DATA LISTING Start Marker

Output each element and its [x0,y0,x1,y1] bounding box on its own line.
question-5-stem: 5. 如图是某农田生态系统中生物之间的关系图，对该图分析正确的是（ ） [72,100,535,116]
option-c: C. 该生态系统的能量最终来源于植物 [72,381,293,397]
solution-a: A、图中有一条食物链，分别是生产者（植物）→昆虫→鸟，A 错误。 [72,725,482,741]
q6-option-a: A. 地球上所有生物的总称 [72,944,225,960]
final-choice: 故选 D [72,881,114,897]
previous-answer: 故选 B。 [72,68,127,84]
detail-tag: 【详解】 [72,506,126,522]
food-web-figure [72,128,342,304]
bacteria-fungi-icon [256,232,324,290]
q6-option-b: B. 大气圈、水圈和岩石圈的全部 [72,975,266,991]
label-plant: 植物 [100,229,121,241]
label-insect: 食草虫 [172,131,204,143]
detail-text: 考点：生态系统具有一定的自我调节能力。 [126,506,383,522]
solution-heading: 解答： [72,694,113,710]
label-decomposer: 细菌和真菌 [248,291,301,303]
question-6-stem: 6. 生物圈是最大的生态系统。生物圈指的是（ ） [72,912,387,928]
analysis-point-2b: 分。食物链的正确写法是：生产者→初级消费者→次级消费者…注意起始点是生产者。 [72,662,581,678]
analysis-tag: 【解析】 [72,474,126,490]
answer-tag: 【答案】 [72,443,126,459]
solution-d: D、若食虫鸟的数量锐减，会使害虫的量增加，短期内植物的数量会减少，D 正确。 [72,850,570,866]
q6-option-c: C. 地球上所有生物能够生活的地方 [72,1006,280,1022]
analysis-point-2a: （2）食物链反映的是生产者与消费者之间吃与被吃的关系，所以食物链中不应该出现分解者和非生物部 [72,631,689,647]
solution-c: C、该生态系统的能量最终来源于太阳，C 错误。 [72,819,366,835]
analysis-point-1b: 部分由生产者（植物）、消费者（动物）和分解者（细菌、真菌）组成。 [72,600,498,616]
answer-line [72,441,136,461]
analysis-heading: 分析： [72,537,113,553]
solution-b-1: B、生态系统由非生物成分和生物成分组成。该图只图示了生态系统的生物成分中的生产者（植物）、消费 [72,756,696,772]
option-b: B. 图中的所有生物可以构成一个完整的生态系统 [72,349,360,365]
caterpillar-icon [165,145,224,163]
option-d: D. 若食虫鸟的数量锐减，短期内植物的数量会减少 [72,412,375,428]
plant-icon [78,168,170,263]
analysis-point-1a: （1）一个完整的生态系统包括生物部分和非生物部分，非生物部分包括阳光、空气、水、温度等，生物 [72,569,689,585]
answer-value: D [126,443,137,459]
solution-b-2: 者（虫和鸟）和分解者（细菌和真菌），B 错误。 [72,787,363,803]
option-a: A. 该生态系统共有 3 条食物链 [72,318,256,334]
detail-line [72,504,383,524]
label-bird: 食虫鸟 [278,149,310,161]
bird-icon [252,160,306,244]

DATA LISTING End Marker

Word for word, restate the whole of the material above.

Output each element and its [x0,y0,x1,y1] bounding box on its own line.
question-5-stem: 5. 如图是某农田生态系统中生物之间的关系图，对该图分析正确的是（ ） [72,100,535,116]
option-c: C. 该生态系统的能量最终来源于植物 [72,381,293,397]
solution-a: A、图中有一条食物链，分别是生产者（植物）→昆虫→鸟，A 错误。 [72,725,482,741]
q6-option-a: A. 地球上所有生物的总称 [72,944,225,960]
final-choice: 故选 D [72,881,114,897]
previous-answer: 故选 B。 [72,68,127,84]
detail-tag: 【详解】 [72,506,126,522]
food-web-figure [72,128,342,304]
bacteria-fungi-icon [256,232,324,290]
q6-option-b: B. 大气圈、水圈和岩石圈的全部 [72,975,266,991]
label-plant: 植物 [100,229,121,241]
label-insect: 食草虫 [172,131,204,143]
detail-text: 考点：生态系统具有一定的自我调节能力。 [126,506,383,522]
solution-heading: 解答： [72,694,113,710]
label-decomposer: 细菌和真菌 [248,291,301,303]
question-6-stem: 6. 生物圈是最大的生态系统。生物圈指的是（ ） [72,912,387,928]
analysis-point-2b: 分。食物链的正确写法是：生产者→初级消费者→次级消费者…注意起始点是生产者。 [72,662,581,678]
analysis-tag: 【解析】 [72,474,126,490]
answer-tag: 【答案】 [72,443,126,459]
solution-d: D、若食虫鸟的数量锐减，会使害虫的量增加，短期内植物的数量会减少，D 正确。 [72,850,570,866]
q6-option-c: C. 地球上所有生物能够生活的地方 [72,1006,280,1022]
analysis-point-2a: （2）食物链反映的是生产者与消费者之间吃与被吃的关系，所以食物链中不应该出现分解者和非生物部 [72,631,689,647]
solution-c: C、该生态系统的能量最终来源于太阳，C 错误。 [72,819,366,835]
analysis-point-1b: 部分由生产者（植物）、消费者（动物）和分解者（细菌、真菌）组成。 [72,600,498,616]
answer-line [72,441,136,461]
analysis-heading: 分析： [72,537,113,553]
solution-b-1: B、生态系统由非生物成分和生物成分组成。该图只图示了生态系统的生物成分中的生产者（植物）、消费 [72,756,696,772]
option-b: B. 图中的所有生物可以构成一个完整的生态系统 [72,349,360,365]
caterpillar-icon [165,145,224,163]
option-d: D. 若食虫鸟的数量锐减，短期内植物的数量会减少 [72,412,375,428]
plant-icon [78,168,170,263]
analysis-point-1a: （1）一个完整的生态系统包括生物部分和非生物部分，非生物部分包括阳光、空气、水、温度等，生物 [72,569,689,585]
answer-value: D [126,443,137,459]
solution-b-2: 者（虫和鸟）和分解者（细菌和真菌），B 错误。 [72,787,363,803]
option-a: A. 该生态系统共有 3 条食物链 [72,318,256,334]
detail-line [72,504,383,524]
label-bird: 食虫鸟 [278,149,310,161]
bird-icon [252,160,306,244]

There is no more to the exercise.